** Begin **
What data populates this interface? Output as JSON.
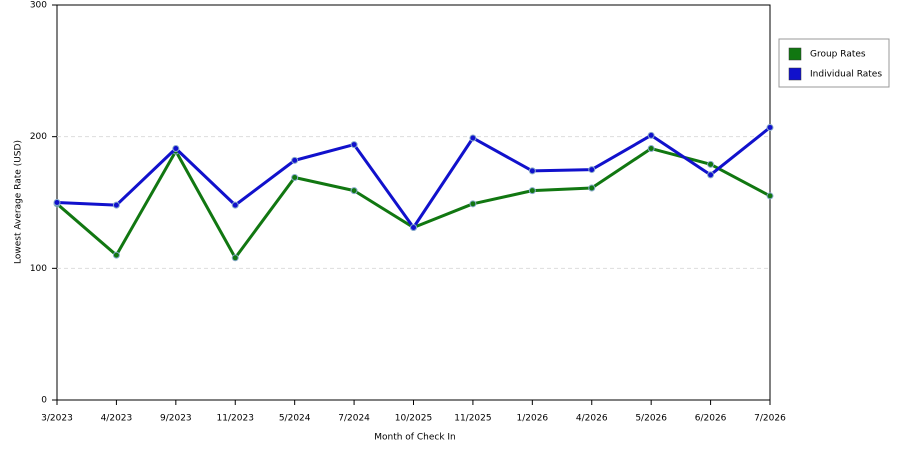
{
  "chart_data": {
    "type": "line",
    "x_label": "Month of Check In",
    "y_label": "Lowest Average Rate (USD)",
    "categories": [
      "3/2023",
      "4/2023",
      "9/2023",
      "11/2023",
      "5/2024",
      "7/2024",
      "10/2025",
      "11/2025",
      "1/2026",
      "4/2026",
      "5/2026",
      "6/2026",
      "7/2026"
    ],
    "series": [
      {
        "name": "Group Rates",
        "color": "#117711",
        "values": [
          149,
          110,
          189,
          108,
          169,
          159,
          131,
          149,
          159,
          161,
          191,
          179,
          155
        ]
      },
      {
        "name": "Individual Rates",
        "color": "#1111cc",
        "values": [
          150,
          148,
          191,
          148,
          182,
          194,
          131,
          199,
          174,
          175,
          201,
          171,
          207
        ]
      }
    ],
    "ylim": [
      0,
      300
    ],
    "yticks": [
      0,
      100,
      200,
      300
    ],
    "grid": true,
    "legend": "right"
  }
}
** End **
WHAT NEEDS TO BE DONE:
Scan the material above for the string "name" and report each line where you find it.

THE ANSWER:
        "name": "Group Rates",
        "name": "Individual Rates",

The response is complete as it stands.